╭──

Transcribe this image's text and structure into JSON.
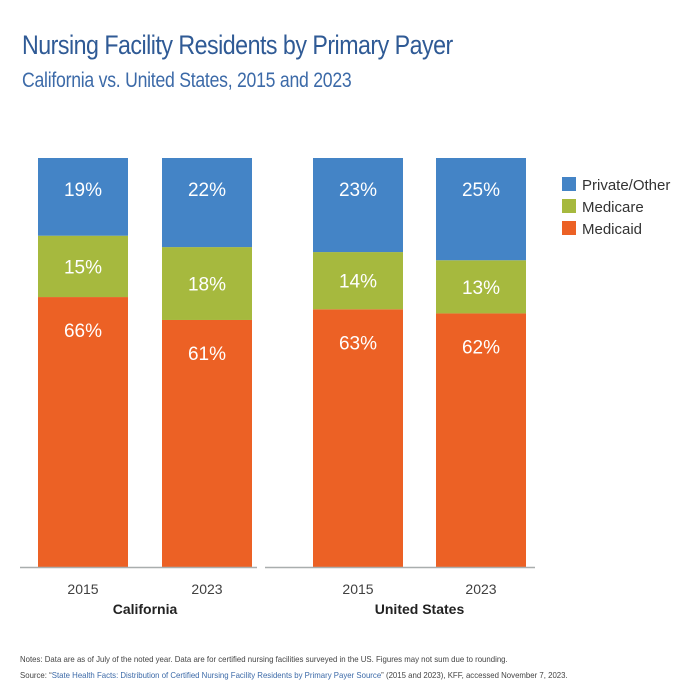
{
  "header": {
    "title": "Nursing Facility Residents by Primary Payer",
    "subtitle": "California vs. United States, 2015 and 2023"
  },
  "footer": {
    "notes": "Notes: Data are as of July of the noted year. Data are for certified nursing facilities surveyed in the US. Figures may not sum due to rounding.",
    "source_prefix": "Source: “",
    "source_link": "State Health Facts: Distribution of Certified Nursing Facility Residents by Primary Payer Source",
    "source_suffix": "” (2015 and 2023), KFF, accessed November 7, 2023."
  },
  "chart_data": {
    "type": "bar",
    "stacked": true,
    "normalized": true,
    "title": "Nursing Facility Residents by Primary Payer",
    "subtitle": "California vs. United States, 2015 and 2023",
    "xlabel": "",
    "ylabel": "",
    "ylim": [
      0,
      100
    ],
    "grid": false,
    "legend_position": "right",
    "groups": [
      {
        "name": "California",
        "categories": [
          "2015",
          "2023"
        ]
      },
      {
        "name": "United States",
        "categories": [
          "2015",
          "2023"
        ]
      }
    ],
    "categories": [
      "2015",
      "2023",
      "2015",
      "2023"
    ],
    "series": [
      {
        "name": "Medicaid",
        "color": "#ec6125",
        "values": [
          66,
          61,
          63,
          62
        ],
        "labels": [
          "66%",
          "61%",
          "63%",
          "62%"
        ]
      },
      {
        "name": "Medicare",
        "color": "#a6b93e",
        "values": [
          15,
          18,
          14,
          13
        ],
        "labels": [
          "15%",
          "18%",
          "14%",
          "13%"
        ]
      },
      {
        "name": "Private/Other",
        "color": "#4484c6",
        "values": [
          19,
          22,
          23,
          25
        ],
        "labels": [
          "19%",
          "22%",
          "23%",
          "25%"
        ]
      }
    ],
    "legend": [
      "Private/Other",
      "Medicare",
      "Medicaid"
    ]
  }
}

╰──

● **What is needed**
Quote in full the listing given above; the images are to be left out.

● **Output of the task**
Transcribe this image's text and structure into JSON.
{
  "header": {
    "title": "Nursing Facility Residents by Primary Payer",
    "subtitle": "California vs. United States, 2015 and 2023"
  },
  "footer": {
    "notes": "Notes: Data are as of July of the noted year. Data are for certified nursing facilities surveyed in the US. Figures may not sum due to rounding.",
    "source_prefix": "Source: “",
    "source_link": "State Health Facts: Distribution of Certified Nursing Facility Residents by Primary Payer Source",
    "source_suffix": "” (2015 and 2023), KFF, accessed November 7, 2023."
  },
  "chart_data": {
    "type": "bar",
    "stacked": true,
    "normalized": true,
    "title": "Nursing Facility Residents by Primary Payer",
    "subtitle": "California vs. United States, 2015 and 2023",
    "xlabel": "",
    "ylabel": "",
    "ylim": [
      0,
      100
    ],
    "grid": false,
    "legend_position": "right",
    "groups": [
      {
        "name": "California",
        "categories": [
          "2015",
          "2023"
        ]
      },
      {
        "name": "United States",
        "categories": [
          "2015",
          "2023"
        ]
      }
    ],
    "categories": [
      "2015",
      "2023",
      "2015",
      "2023"
    ],
    "series": [
      {
        "name": "Medicaid",
        "color": "#ec6125",
        "values": [
          66,
          61,
          63,
          62
        ],
        "labels": [
          "66%",
          "61%",
          "63%",
          "62%"
        ]
      },
      {
        "name": "Medicare",
        "color": "#a6b93e",
        "values": [
          15,
          18,
          14,
          13
        ],
        "labels": [
          "15%",
          "18%",
          "14%",
          "13%"
        ]
      },
      {
        "name": "Private/Other",
        "color": "#4484c6",
        "values": [
          19,
          22,
          23,
          25
        ],
        "labels": [
          "19%",
          "22%",
          "23%",
          "25%"
        ]
      }
    ],
    "legend": [
      "Private/Other",
      "Medicare",
      "Medicaid"
    ]
  }
}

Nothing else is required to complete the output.